begin ROWS

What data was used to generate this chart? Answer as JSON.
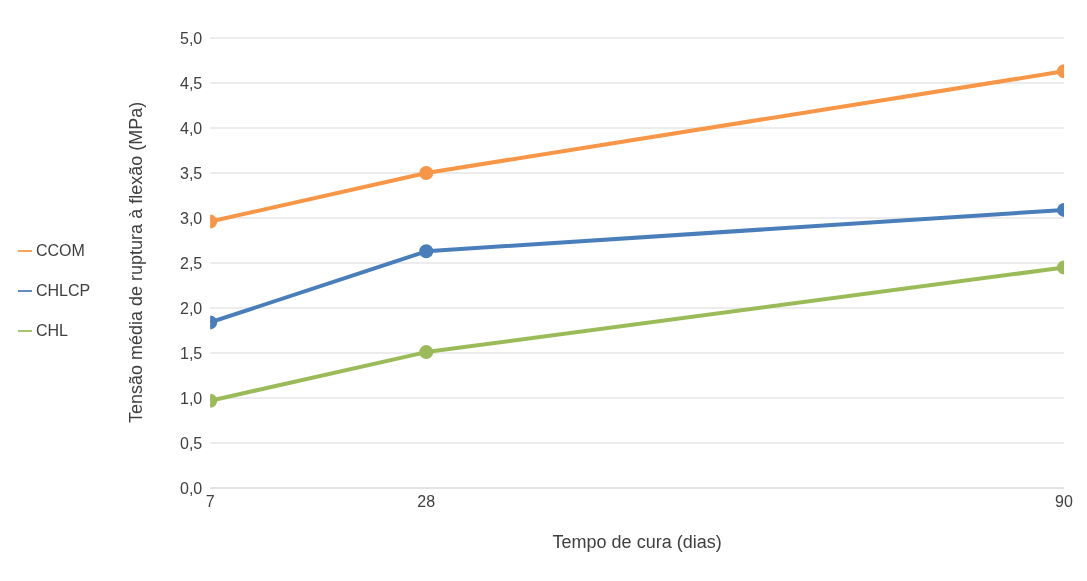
{
  "chart_data": {
    "type": "line",
    "xlabel": "Tempo de cura (dias)",
    "ylabel": "Tensão média de ruptura à flexão (MPa)",
    "x": [
      7,
      28,
      90
    ],
    "series": [
      {
        "name": "CCOM",
        "color": "#f79646",
        "values": [
          2.96,
          3.5,
          4.63
        ]
      },
      {
        "name": "CHLCP",
        "color": "#4a7ebb",
        "values": [
          1.84,
          2.63,
          3.09
        ]
      },
      {
        "name": "CHL",
        "color": "#9bbb59",
        "values": [
          0.97,
          1.51,
          2.45
        ]
      }
    ],
    "xlim": [
      7,
      90
    ],
    "xticks": [
      7,
      28,
      90
    ],
    "ylim": [
      0,
      5
    ],
    "yticks": [
      {
        "value": 0,
        "label": "0,0"
      },
      {
        "value": 0.5,
        "label": "0,5"
      },
      {
        "value": 1,
        "label": "1,0"
      },
      {
        "value": 1.5,
        "label": "1,5"
      },
      {
        "value": 2,
        "label": "2,0"
      },
      {
        "value": 2.5,
        "label": "2,5"
      },
      {
        "value": 3,
        "label": "3,0"
      },
      {
        "value": 3.5,
        "label": "3,5"
      },
      {
        "value": 4,
        "label": "4,0"
      },
      {
        "value": 4.5,
        "label": "4,5"
      },
      {
        "value": 5,
        "label": "5,0"
      }
    ],
    "grid": "y",
    "legend": "left",
    "marker": "circle",
    "line_style": "solid"
  }
}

end ROWS

SET EXERCISE:
Leave out the pictures and transcribe the entries above exactly.

ANSWER TO THE PROBLEM:
What data was used to generate this chart? Answer as JSON.
{
  "chart_data": {
    "type": "line",
    "xlabel": "Tempo de cura (dias)",
    "ylabel": "Tensão média de ruptura à flexão (MPa)",
    "x": [
      7,
      28,
      90
    ],
    "series": [
      {
        "name": "CCOM",
        "color": "#f79646",
        "values": [
          2.96,
          3.5,
          4.63
        ]
      },
      {
        "name": "CHLCP",
        "color": "#4a7ebb",
        "values": [
          1.84,
          2.63,
          3.09
        ]
      },
      {
        "name": "CHL",
        "color": "#9bbb59",
        "values": [
          0.97,
          1.51,
          2.45
        ]
      }
    ],
    "xlim": [
      7,
      90
    ],
    "xticks": [
      7,
      28,
      90
    ],
    "ylim": [
      0,
      5
    ],
    "yticks": [
      {
        "value": 0,
        "label": "0,0"
      },
      {
        "value": 0.5,
        "label": "0,5"
      },
      {
        "value": 1,
        "label": "1,0"
      },
      {
        "value": 1.5,
        "label": "1,5"
      },
      {
        "value": 2,
        "label": "2,0"
      },
      {
        "value": 2.5,
        "label": "2,5"
      },
      {
        "value": 3,
        "label": "3,0"
      },
      {
        "value": 3.5,
        "label": "3,5"
      },
      {
        "value": 4,
        "label": "4,0"
      },
      {
        "value": 4.5,
        "label": "4,5"
      },
      {
        "value": 5,
        "label": "5,0"
      }
    ],
    "grid": "y",
    "legend": "left",
    "marker": "circle",
    "line_style": "solid"
  }
}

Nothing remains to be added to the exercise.